[START RECORD EXTRACTS]

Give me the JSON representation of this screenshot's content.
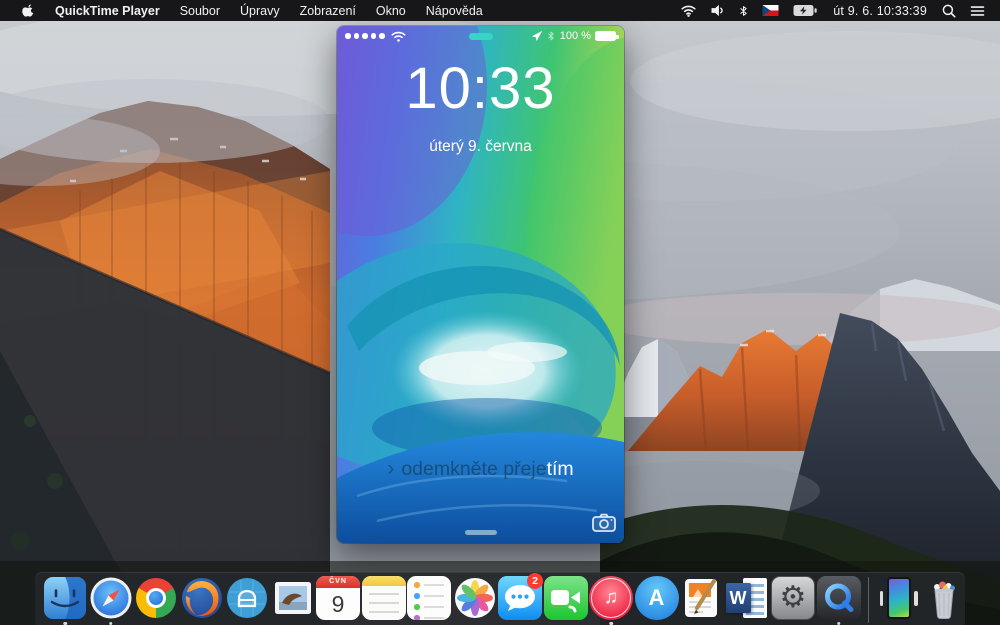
{
  "menu_bar": {
    "app_name": "QuickTime Player",
    "menus": [
      "Soubor",
      "Úpravy",
      "Zobrazení",
      "Okno",
      "Nápověda"
    ],
    "status_icons": [
      "wifi",
      "volume",
      "bluetooth",
      "czech-flag",
      "battery-charging",
      "spotlight",
      "notification-center"
    ],
    "clock": "út 9. 6. 10:33:39"
  },
  "phone_mirror": {
    "status_bar": {
      "signal_dots": 5,
      "icons": [
        "wifi",
        "location-arrow",
        "bluetooth",
        "battery-full"
      ],
      "battery_percent": "100 %"
    },
    "lock_screen": {
      "time": "10:33",
      "date": "úterý 9. června",
      "unlock_chevron": "›",
      "unlock_text": "odemkněte přejetím",
      "unlock_text_dim": "odemkněte přeje",
      "unlock_text_bright": "tím"
    }
  },
  "dock": {
    "items": [
      "finder",
      "safari",
      "chrome",
      "firefox",
      "mailbox",
      "mail",
      "calendar",
      "notes",
      "reminders",
      "photos",
      "messages",
      "facetime",
      "itunes",
      "app-store",
      "pages",
      "word",
      "system-preferences",
      "quicktime-player",
      "iphone-mirror-window",
      "trash"
    ],
    "running": [
      "finder",
      "safari",
      "photos",
      "itunes",
      "quicktime-player"
    ],
    "calendar_month": "ČVN",
    "calendar_day": "9",
    "messages_badge": "2",
    "word_letter": "W",
    "appstore_letter": "A"
  },
  "glyphs": {
    "itunes_note": "♫",
    "gear": "⚙"
  },
  "colors": {
    "menu_bar_bg": "#18181a",
    "dock_bg": "rgba(38,40,44,0.85)",
    "status_pill_teal": "#3ad3c8",
    "badge_red": "#ff3b30",
    "czech_flag_blue": "#11457e",
    "czech_flag_red": "#d7141a"
  }
}
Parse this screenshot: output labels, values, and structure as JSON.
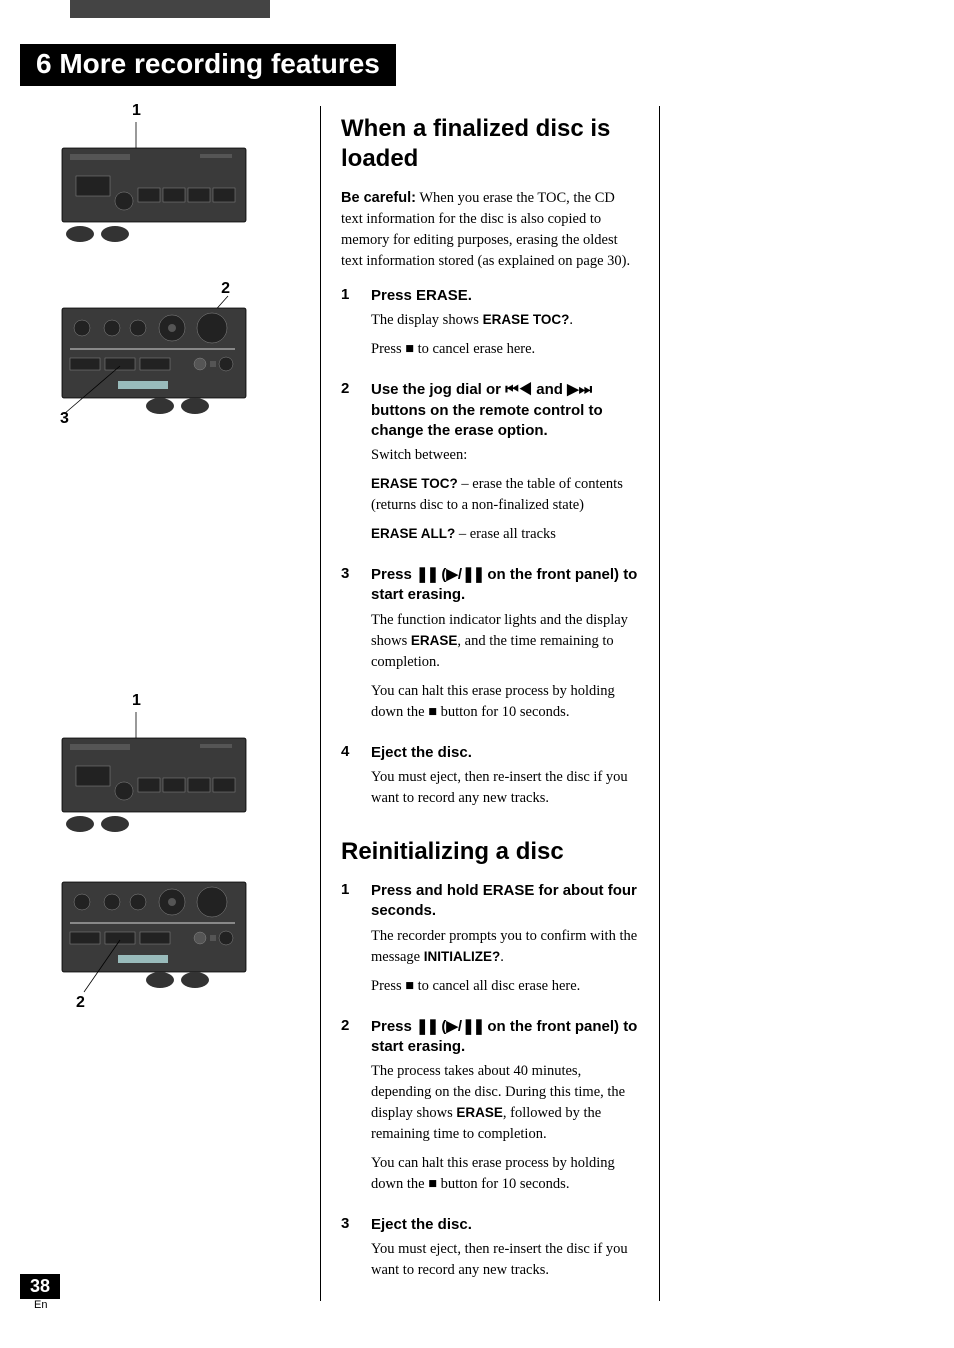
{
  "chapter": "6 More recording features",
  "section1": {
    "title": "When a finalized disc is loaded",
    "intro_bold": "Be careful:",
    "intro_rest": " When you erase the TOC, the CD text information for the disc is also copied to memory for editing purposes, erasing the oldest text information stored (as explained on page 30).",
    "steps": [
      {
        "num": "1",
        "head": "Press ERASE.",
        "p1_a": "The display shows ",
        "p1_b": "ERASE TOC?",
        "p1_c": ".",
        "p2_a": "Press ",
        "p2_b": " to cancel erase here."
      },
      {
        "num": "2",
        "head_a": "Use the jog dial or ",
        "head_b": " and ",
        "head_c": " buttons on the remote control to change the erase option.",
        "p1": "Switch between:",
        "p2_a": "ERASE TOC?",
        "p2_b": " – erase the table of contents (returns disc to a non-finalized state)",
        "p3_a": "ERASE ALL?",
        "p3_b": " – erase all tracks"
      },
      {
        "num": "3",
        "head_a": "Press ",
        "head_b": " (",
        "head_c": " on the front panel) to start erasing.",
        "p1_a": "The function indicator lights and the display shows ",
        "p1_b": "ERASE",
        "p1_c": ", and the time remaining to completion.",
        "p2_a": "You can halt this erase process by holding down the ",
        "p2_b": " button for 10 seconds."
      },
      {
        "num": "4",
        "head": "Eject the disc.",
        "p1": "You must eject, then re-insert the disc if you want to record any new tracks."
      }
    ]
  },
  "section2": {
    "title": "Reinitializing a disc",
    "steps": [
      {
        "num": "1",
        "head": "Press and hold ERASE for about four seconds.",
        "p1_a": "The recorder prompts you to confirm with the message ",
        "p1_b": "INITIALIZE?",
        "p1_c": ".",
        "p2_a": "Press ",
        "p2_b": " to cancel all disc erase here."
      },
      {
        "num": "2",
        "head_a": "Press ",
        "head_b": " (",
        "head_c": " on the front panel) to start erasing.",
        "p1_a": "The process takes about 40 minutes, depending on the disc. During this time, the display shows ",
        "p1_b": "ERASE",
        "p1_c": ", followed by the remaining time to completion.",
        "p2_a": "You can halt this erase process by holding down the ",
        "p2_b": " button for 10 seconds."
      },
      {
        "num": "3",
        "head": "Eject the disc.",
        "p1": "You must eject, then re-insert the disc if you want to record any new tracks."
      }
    ]
  },
  "diagrams": {
    "d1_callout": "1",
    "d2_callout1": "2",
    "d2_callout2": "3",
    "d3_callout": "1",
    "d4_callout": "2"
  },
  "pageNumber": "38",
  "pageLang": "En"
}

[END RECORD EXTRACTS]

• WHAT TO PRODUCE: Leave out the pictures and repeat everything else in the records exactly.

• RESPONSE:
Give me the JSON representation of this screenshot's content.
{
  "menu_bar": {
    "app_name": "QuickTime Player",
    "menus": [
      "Soubor",
      "Úpravy",
      "Zobrazení",
      "Okno",
      "Nápověda"
    ],
    "status_icons": [
      "wifi",
      "volume",
      "bluetooth",
      "czech-flag",
      "battery-charging",
      "spotlight",
      "notification-center"
    ],
    "clock": "út 9. 6. 10:33:39"
  },
  "phone_mirror": {
    "status_bar": {
      "signal_dots": 5,
      "icons": [
        "wifi",
        "location-arrow",
        "bluetooth",
        "battery-full"
      ],
      "battery_percent": "100 %"
    },
    "lock_screen": {
      "time": "10:33",
      "date": "úterý 9. června",
      "unlock_chevron": "›",
      "unlock_text": "odemkněte přejetím",
      "unlock_text_dim": "odemkněte přeje",
      "unlock_text_bright": "tím"
    }
  },
  "dock": {
    "items": [
      "finder",
      "safari",
      "chrome",
      "firefox",
      "mailbox",
      "mail",
      "calendar",
      "notes",
      "reminders",
      "photos",
      "messages",
      "facetime",
      "itunes",
      "app-store",
      "pages",
      "word",
      "system-preferences",
      "quicktime-player",
      "iphone-mirror-window",
      "trash"
    ],
    "running": [
      "finder",
      "safari",
      "photos",
      "itunes",
      "quicktime-player"
    ],
    "calendar_month": "ČVN",
    "calendar_day": "9",
    "messages_badge": "2",
    "word_letter": "W",
    "appstore_letter": "A"
  },
  "glyphs": {
    "itunes_note": "♫",
    "gear": "⚙"
  },
  "colors": {
    "menu_bar_bg": "#18181a",
    "dock_bg": "rgba(38,40,44,0.85)",
    "status_pill_teal": "#3ad3c8",
    "badge_red": "#ff3b30",
    "czech_flag_blue": "#11457e",
    "czech_flag_red": "#d7141a"
  }
}
Parse this screenshot: output labels, values, and structure as JSON.
{
  "chapter": "6 More recording features",
  "section1": {
    "title": "When a finalized disc is loaded",
    "intro_bold": "Be careful:",
    "intro_rest": " When you erase the TOC, the CD text information for the disc is also copied to memory for editing purposes, erasing the oldest text information stored (as explained on page 30).",
    "steps": [
      {
        "num": "1",
        "head": "Press ERASE.",
        "p1_a": "The display shows ",
        "p1_b": "ERASE TOC?",
        "p1_c": ".",
        "p2_a": "Press ",
        "p2_b": " to cancel erase here."
      },
      {
        "num": "2",
        "head_a": "Use the jog dial or ",
        "head_b": " and ",
        "head_c": " buttons on the remote control to change the erase option.",
        "p1": "Switch between:",
        "p2_a": "ERASE TOC?",
        "p2_b": " – erase the table of contents (returns disc to a non-finalized state)",
        "p3_a": "ERASE ALL?",
        "p3_b": " – erase all tracks"
      },
      {
        "num": "3",
        "head_a": "Press ",
        "head_b": " (",
        "head_c": " on the front panel) to start erasing.",
        "p1_a": "The function indicator lights and the display shows ",
        "p1_b": "ERASE",
        "p1_c": ", and the time remaining to completion.",
        "p2_a": "You can halt this erase process by holding down the ",
        "p2_b": " button for 10 seconds."
      },
      {
        "num": "4",
        "head": "Eject the disc.",
        "p1": "You must eject, then re-insert the disc if you want to record any new tracks."
      }
    ]
  },
  "section2": {
    "title": "Reinitializing a disc",
    "steps": [
      {
        "num": "1",
        "head": "Press and hold ERASE for about four seconds.",
        "p1_a": "The recorder prompts you to confirm with the message ",
        "p1_b": "INITIALIZE?",
        "p1_c": ".",
        "p2_a": "Press ",
        "p2_b": " to cancel all disc erase here."
      },
      {
        "num": "2",
        "head_a": "Press ",
        "head_b": " (",
        "head_c": " on the front panel) to start erasing.",
        "p1_a": "The process takes about 40 minutes, depending on the disc. During this time, the display shows ",
        "p1_b": "ERASE",
        "p1_c": ", followed by the remaining time to completion.",
        "p2_a": "You can halt this erase process by holding down the ",
        "p2_b": " button for 10 seconds."
      },
      {
        "num": "3",
        "head": "Eject the disc.",
        "p1": "You must eject, then re-insert the disc if you want to record any new tracks."
      }
    ]
  },
  "diagrams": {
    "d1_callout": "1",
    "d2_callout1": "2",
    "d2_callout2": "3",
    "d3_callout": "1",
    "d4_callout": "2"
  },
  "pageNumber": "38",
  "pageLang": "En"
}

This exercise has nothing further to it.